* **What you need to do**
Here are some records; quote them exactly, leaving out the pictures.
[BEGIN Records for the task]
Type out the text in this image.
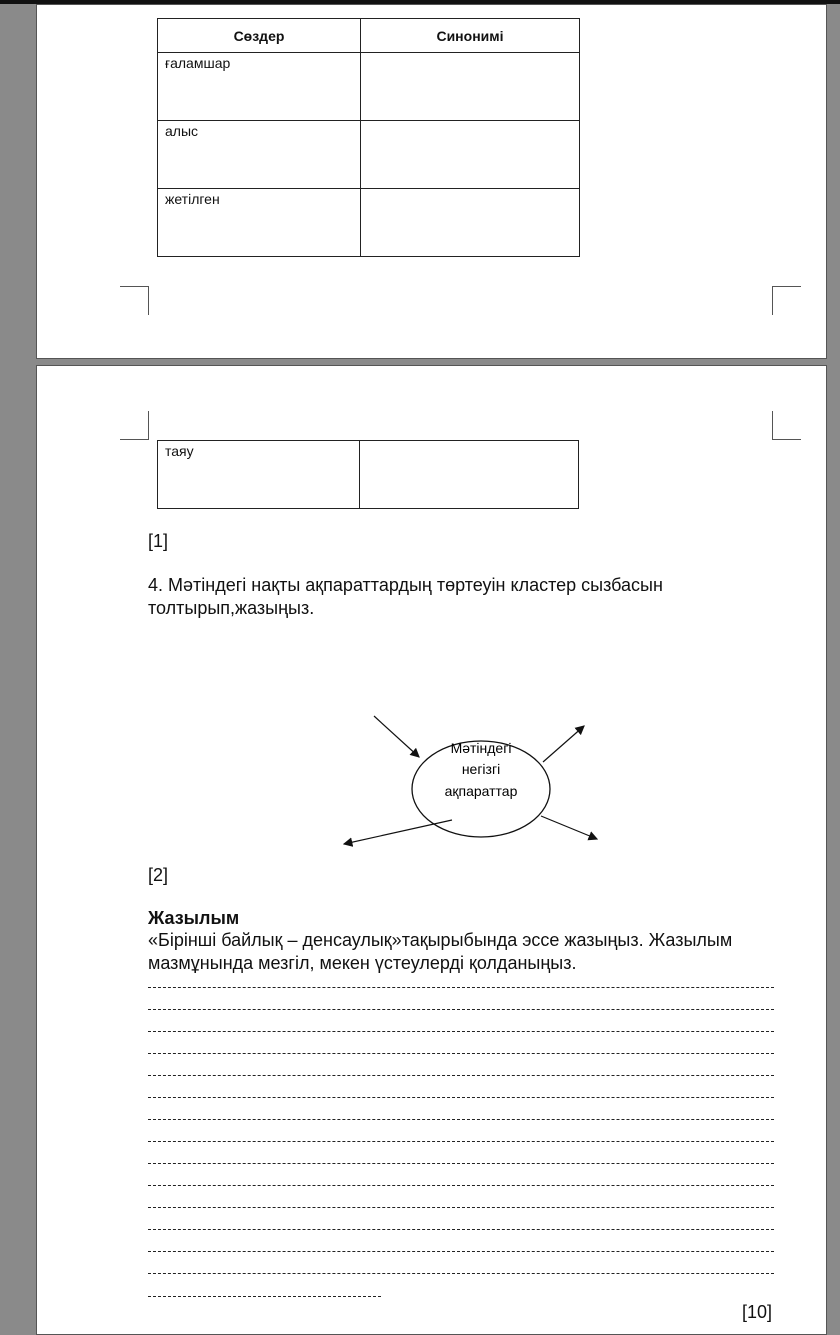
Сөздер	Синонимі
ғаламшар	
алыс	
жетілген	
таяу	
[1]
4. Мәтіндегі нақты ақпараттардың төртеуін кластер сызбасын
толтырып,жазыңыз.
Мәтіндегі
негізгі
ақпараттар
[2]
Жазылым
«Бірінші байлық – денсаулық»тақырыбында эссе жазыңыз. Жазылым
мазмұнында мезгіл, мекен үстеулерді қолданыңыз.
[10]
[END Records for the task]
* **Complete output**
Type out the text in this image.
Сөздер	Синонимі
ғаламшар	
алыс	
жетілген	
таяу	
[1]
4. Мәтіндегі нақты ақпараттардың төртеуін кластер сызбасын
толтырып,жазыңыз.
Мәтіндегі
негізгі
ақпараттар
[2]
Жазылым
«Бірінші байлық – денсаулық»тақырыбында эссе жазыңыз. Жазылым
мазмұнында мезгіл, мекен үстеулерді қолданыңыз.
[10]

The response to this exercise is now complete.